▸ **GIVEN EXERCISE**
Starting at the first line of the data and ending at the line that contains "row-personnel: 0.75 [525, 169, 636, 189]", rewrite those lines with every "row-public" changed to "row-office" and nothing else altered.

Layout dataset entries
►

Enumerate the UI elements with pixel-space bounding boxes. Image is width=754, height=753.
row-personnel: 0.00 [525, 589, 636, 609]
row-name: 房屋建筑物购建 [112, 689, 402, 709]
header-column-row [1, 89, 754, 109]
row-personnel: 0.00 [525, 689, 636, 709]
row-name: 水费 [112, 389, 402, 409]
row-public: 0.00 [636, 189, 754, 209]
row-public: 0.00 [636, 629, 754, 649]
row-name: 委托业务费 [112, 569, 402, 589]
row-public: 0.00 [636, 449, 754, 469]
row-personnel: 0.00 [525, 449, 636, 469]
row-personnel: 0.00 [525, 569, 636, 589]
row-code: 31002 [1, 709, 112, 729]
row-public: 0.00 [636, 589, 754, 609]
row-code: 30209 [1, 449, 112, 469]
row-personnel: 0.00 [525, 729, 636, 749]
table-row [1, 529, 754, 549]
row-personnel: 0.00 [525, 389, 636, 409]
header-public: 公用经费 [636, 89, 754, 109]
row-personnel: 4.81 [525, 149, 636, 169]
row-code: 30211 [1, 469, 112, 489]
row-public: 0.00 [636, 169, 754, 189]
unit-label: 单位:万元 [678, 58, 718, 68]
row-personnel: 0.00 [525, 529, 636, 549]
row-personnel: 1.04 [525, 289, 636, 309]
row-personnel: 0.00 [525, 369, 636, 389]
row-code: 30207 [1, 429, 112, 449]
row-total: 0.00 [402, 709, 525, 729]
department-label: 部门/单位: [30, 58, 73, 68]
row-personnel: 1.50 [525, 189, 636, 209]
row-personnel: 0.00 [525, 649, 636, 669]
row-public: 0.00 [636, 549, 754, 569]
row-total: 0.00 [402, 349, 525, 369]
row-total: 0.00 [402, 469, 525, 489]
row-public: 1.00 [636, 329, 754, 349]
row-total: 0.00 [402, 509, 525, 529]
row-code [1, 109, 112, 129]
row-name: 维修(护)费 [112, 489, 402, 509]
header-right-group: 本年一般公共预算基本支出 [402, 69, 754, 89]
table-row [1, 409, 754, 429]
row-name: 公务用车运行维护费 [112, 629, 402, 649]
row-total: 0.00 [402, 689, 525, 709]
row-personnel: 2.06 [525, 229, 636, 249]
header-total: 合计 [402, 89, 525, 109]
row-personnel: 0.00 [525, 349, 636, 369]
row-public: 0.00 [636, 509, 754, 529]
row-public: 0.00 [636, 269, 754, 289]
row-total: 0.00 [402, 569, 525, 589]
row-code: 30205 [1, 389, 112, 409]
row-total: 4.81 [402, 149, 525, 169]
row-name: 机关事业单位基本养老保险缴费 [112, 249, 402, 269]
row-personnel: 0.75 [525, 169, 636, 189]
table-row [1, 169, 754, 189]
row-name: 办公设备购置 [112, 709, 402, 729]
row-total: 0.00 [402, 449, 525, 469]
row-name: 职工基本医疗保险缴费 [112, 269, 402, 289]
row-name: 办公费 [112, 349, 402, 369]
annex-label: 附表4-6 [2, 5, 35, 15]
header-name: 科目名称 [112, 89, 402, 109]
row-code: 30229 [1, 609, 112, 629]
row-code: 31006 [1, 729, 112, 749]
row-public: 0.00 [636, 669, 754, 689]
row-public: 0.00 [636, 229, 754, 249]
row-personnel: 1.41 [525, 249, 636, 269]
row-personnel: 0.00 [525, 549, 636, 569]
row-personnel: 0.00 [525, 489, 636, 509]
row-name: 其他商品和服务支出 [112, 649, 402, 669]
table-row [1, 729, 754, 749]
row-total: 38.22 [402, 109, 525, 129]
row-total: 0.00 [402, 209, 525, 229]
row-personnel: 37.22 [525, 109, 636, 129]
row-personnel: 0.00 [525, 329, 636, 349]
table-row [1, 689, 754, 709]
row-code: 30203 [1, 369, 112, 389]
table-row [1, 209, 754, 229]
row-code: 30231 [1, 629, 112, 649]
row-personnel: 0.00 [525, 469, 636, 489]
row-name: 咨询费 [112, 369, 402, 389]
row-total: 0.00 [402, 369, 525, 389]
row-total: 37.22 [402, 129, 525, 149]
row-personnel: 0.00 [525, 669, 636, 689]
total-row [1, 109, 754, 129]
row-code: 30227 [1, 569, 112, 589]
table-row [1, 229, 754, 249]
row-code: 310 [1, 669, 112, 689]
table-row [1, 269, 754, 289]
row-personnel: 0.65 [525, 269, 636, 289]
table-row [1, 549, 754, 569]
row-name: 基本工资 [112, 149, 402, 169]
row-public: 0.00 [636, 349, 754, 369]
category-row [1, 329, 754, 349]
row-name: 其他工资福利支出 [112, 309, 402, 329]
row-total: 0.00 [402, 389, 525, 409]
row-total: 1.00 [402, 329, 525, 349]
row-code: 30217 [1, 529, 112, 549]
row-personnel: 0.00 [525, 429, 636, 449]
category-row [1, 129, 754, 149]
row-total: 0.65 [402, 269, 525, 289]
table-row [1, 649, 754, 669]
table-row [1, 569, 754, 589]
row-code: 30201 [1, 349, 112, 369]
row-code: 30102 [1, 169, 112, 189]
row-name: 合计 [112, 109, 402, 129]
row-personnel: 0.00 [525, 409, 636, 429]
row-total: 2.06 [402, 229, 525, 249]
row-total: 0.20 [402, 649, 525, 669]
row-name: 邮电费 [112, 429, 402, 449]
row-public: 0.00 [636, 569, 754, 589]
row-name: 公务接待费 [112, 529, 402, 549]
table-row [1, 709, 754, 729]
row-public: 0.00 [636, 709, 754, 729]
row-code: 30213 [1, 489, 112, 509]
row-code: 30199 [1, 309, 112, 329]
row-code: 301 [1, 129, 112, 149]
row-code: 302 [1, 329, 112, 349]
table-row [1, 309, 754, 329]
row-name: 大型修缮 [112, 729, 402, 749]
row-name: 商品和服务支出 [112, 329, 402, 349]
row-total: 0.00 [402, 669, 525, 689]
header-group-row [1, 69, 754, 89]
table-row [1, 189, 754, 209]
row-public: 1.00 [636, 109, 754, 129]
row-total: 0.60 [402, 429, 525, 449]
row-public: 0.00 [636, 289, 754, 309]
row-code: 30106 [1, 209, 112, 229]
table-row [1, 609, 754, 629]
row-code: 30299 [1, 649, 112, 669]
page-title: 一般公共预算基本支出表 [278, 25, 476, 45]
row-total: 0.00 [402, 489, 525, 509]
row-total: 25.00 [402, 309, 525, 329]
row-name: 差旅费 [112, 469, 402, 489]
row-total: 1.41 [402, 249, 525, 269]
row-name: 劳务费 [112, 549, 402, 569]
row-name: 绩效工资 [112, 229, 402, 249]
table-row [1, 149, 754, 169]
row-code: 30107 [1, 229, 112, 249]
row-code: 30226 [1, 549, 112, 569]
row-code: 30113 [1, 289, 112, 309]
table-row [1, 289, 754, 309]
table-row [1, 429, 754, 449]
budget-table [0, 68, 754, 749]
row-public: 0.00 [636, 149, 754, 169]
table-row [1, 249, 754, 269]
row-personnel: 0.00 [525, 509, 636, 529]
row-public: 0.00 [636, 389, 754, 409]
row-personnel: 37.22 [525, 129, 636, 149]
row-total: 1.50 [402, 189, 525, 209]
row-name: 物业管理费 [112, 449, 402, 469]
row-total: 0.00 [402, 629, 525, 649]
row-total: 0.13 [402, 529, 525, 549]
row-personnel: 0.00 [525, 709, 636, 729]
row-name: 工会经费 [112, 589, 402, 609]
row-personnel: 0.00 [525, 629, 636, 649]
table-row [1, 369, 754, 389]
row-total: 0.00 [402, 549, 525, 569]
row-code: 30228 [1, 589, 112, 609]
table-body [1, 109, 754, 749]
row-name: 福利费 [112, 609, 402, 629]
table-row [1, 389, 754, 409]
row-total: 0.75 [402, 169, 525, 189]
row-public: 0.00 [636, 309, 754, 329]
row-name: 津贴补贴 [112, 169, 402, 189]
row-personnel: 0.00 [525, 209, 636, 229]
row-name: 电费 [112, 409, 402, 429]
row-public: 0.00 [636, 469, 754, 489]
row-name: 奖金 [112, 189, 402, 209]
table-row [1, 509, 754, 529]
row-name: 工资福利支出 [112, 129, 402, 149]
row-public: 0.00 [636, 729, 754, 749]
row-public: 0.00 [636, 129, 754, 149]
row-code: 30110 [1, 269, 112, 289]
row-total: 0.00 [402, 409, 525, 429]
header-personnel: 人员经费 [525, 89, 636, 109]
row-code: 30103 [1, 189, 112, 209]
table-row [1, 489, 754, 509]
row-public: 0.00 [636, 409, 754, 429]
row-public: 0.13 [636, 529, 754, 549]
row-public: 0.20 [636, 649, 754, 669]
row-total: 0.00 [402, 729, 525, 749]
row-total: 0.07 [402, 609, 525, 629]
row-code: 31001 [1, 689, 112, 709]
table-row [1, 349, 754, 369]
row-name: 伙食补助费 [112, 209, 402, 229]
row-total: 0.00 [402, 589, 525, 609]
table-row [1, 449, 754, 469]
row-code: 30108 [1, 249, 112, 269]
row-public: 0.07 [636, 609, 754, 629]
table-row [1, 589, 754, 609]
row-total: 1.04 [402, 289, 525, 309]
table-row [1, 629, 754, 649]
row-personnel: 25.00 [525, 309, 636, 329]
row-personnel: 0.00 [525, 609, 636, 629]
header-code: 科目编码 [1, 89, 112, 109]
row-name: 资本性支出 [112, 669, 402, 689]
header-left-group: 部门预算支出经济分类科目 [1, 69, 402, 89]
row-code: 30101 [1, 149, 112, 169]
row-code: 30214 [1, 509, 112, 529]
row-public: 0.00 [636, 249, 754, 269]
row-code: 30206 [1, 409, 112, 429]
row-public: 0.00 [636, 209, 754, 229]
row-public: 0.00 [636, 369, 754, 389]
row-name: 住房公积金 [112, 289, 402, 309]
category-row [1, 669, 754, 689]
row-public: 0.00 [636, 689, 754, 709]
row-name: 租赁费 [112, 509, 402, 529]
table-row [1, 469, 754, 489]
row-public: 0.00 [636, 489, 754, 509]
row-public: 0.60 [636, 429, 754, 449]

◄

▸ **RESULT**
Enumerate the UI elements with pixel-space bounding boxes. Image is width=754, height=753.
row-personnel: 0.00 [525, 589, 636, 609]
row-name: 房屋建筑物购建 [112, 689, 402, 709]
header-column-row [1, 89, 754, 109]
row-personnel: 0.00 [525, 689, 636, 709]
row-name: 水费 [112, 389, 402, 409]
row-office: 0.00 [636, 189, 754, 209]
row-office: 0.00 [636, 629, 754, 649]
row-name: 委托业务费 [112, 569, 402, 589]
row-office: 0.00 [636, 449, 754, 469]
row-personnel: 0.00 [525, 449, 636, 469]
row-personnel: 0.00 [525, 569, 636, 589]
row-code: 31002 [1, 709, 112, 729]
row-office: 0.00 [636, 589, 754, 609]
row-code: 30209 [1, 449, 112, 469]
row-personnel: 0.00 [525, 729, 636, 749]
table-row [1, 529, 754, 549]
row-personnel: 0.00 [525, 389, 636, 409]
header-public: 公用经费 [636, 89, 754, 109]
row-personnel: 4.81 [525, 149, 636, 169]
row-code: 30211 [1, 469, 112, 489]
row-office: 0.00 [636, 169, 754, 189]
unit-label: 单位:万元 [678, 58, 718, 68]
row-personnel: 0.00 [525, 529, 636, 549]
row-personnel: 1.04 [525, 289, 636, 309]
row-personnel: 0.00 [525, 369, 636, 389]
row-code: 30207 [1, 429, 112, 449]
row-total: 0.00 [402, 709, 525, 729]
department-label: 部门/单位: [30, 58, 73, 68]
row-personnel: 1.50 [525, 189, 636, 209]
row-personnel: 0.00 [525, 649, 636, 669]
row-office: 0.00 [636, 549, 754, 569]
row-total: 0.00 [402, 349, 525, 369]
row-total: 0.00 [402, 469, 525, 489]
row-office: 1.00 [636, 329, 754, 349]
row-total: 0.00 [402, 509, 525, 529]
row-code [1, 109, 112, 129]
row-name: 维修(护)费 [112, 489, 402, 509]
header-right-group: 本年一般公共预算基本支出 [402, 69, 754, 89]
table-row [1, 409, 754, 429]
row-name: 公务用车运行维护费 [112, 629, 402, 649]
row-total: 0.00 [402, 689, 525, 709]
row-personnel: 2.06 [525, 229, 636, 249]
header-total: 合计 [402, 89, 525, 109]
row-personnel: 0.00 [525, 349, 636, 369]
row-office: 0.00 [636, 509, 754, 529]
row-office: 0.00 [636, 269, 754, 289]
row-total: 0.00 [402, 569, 525, 589]
row-code: 30205 [1, 389, 112, 409]
row-total: 4.81 [402, 149, 525, 169]
row-name: 机关事业单位基本养老保险缴费 [112, 249, 402, 269]
row-personnel: 0.75 [525, 169, 636, 189]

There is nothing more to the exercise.